[Task brief] Everything in the listing should be restated word for word.

[Data]

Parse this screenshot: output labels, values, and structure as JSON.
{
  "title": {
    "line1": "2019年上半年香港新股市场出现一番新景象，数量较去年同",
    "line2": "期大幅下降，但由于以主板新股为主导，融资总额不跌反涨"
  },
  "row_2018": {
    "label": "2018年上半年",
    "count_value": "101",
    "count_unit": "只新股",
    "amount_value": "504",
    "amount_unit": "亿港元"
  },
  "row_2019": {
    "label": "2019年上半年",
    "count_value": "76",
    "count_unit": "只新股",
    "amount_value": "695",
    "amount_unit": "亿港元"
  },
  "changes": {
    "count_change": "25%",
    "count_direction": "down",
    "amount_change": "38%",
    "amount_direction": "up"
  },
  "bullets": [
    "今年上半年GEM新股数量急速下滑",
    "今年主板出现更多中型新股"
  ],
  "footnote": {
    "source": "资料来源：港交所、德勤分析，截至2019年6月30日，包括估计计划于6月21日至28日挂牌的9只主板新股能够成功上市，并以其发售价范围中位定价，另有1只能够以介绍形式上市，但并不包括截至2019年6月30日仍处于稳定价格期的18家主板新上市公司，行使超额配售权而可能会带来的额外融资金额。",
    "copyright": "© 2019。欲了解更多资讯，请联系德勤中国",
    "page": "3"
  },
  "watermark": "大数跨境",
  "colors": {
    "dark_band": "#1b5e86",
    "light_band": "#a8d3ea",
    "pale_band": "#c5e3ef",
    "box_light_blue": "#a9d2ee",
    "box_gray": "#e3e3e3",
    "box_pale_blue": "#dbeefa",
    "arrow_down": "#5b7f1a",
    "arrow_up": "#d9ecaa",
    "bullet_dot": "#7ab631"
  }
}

[Reply]
Parse this screenshot: output labels, values, and structure as JSON.
{
  "title": {
    "line1": "2019年上半年香港新股市场出现一番新景象，数量较去年同",
    "line2": "期大幅下降，但由于以主板新股为主导，融资总额不跌反涨"
  },
  "row_2018": {
    "label": "2018年上半年",
    "count_value": "101",
    "count_unit": "只新股",
    "amount_value": "504",
    "amount_unit": "亿港元"
  },
  "row_2019": {
    "label": "2019年上半年",
    "count_value": "76",
    "count_unit": "只新股",
    "amount_value": "695",
    "amount_unit": "亿港元"
  },
  "changes": {
    "count_change": "25%",
    "count_direction": "down",
    "amount_change": "38%",
    "amount_direction": "up"
  },
  "bullets": [
    "今年上半年GEM新股数量急速下滑",
    "今年主板出现更多中型新股"
  ],
  "footnote": {
    "source": "资料来源：港交所、德勤分析，截至2019年6月30日，包括估计计划于6月21日至28日挂牌的9只主板新股能够成功上市，并以其发售价范围中位定价，另有1只能够以介绍形式上市，但并不包括截至2019年6月30日仍处于稳定价格期的18家主板新上市公司，行使超额配售权而可能会带来的额外融资金额。",
    "copyright": "© 2019。欲了解更多资讯，请联系德勤中国",
    "page": "3"
  },
  "watermark": "大数跨境",
  "colors": {
    "dark_band": "#1b5e86",
    "light_band": "#a8d3ea",
    "pale_band": "#c5e3ef",
    "box_light_blue": "#a9d2ee",
    "box_gray": "#e3e3e3",
    "box_pale_blue": "#dbeefa",
    "arrow_down": "#5b7f1a",
    "arrow_up": "#d9ecaa",
    "bullet_dot": "#7ab631"
  }
}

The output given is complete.